§ Brief
Tell how many lines have the string "user" in them, and write nothing besides the number.

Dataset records
BEGIN
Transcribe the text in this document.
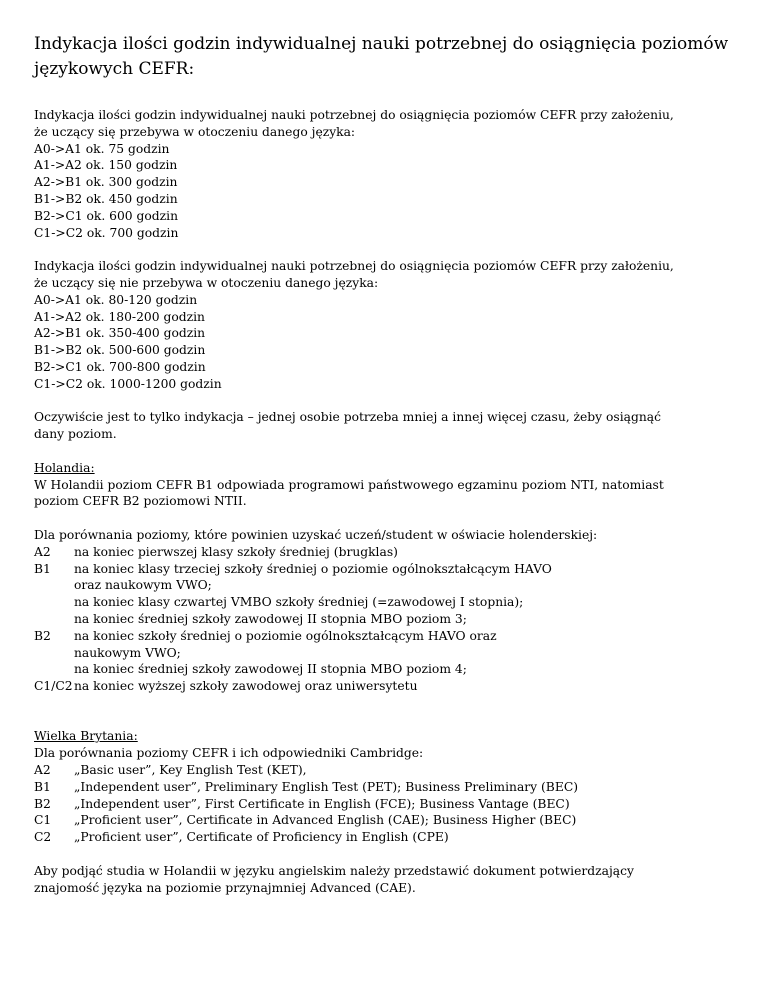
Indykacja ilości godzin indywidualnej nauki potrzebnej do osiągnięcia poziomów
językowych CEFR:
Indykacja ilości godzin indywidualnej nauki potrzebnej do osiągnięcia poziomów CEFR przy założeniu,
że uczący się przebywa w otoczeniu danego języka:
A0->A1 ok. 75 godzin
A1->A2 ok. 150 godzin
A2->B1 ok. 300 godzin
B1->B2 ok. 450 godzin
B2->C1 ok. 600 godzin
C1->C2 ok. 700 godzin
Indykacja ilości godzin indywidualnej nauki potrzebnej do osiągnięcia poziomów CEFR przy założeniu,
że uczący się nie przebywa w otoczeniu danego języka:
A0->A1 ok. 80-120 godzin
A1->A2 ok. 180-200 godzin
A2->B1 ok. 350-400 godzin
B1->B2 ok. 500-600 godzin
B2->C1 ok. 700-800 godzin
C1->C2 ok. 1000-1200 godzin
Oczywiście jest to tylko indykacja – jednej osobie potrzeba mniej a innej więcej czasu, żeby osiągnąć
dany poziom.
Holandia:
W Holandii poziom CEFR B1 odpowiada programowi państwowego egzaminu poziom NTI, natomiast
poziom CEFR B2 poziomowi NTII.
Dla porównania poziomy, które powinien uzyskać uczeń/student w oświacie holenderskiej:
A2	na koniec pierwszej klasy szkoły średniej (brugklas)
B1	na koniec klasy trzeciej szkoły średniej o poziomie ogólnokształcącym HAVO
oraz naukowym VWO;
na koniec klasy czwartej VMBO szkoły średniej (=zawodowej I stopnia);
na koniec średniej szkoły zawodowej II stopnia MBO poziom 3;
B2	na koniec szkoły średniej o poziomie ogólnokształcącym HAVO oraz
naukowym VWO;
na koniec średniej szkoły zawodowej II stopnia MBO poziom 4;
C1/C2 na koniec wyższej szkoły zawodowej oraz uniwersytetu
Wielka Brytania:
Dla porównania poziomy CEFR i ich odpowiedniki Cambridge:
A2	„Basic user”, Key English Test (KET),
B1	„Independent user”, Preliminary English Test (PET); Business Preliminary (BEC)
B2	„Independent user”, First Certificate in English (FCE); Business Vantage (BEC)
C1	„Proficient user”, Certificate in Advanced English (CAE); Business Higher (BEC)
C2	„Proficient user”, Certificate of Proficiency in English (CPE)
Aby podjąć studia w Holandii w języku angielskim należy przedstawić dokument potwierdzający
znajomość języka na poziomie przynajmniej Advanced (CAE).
END
§ Solution to this task
5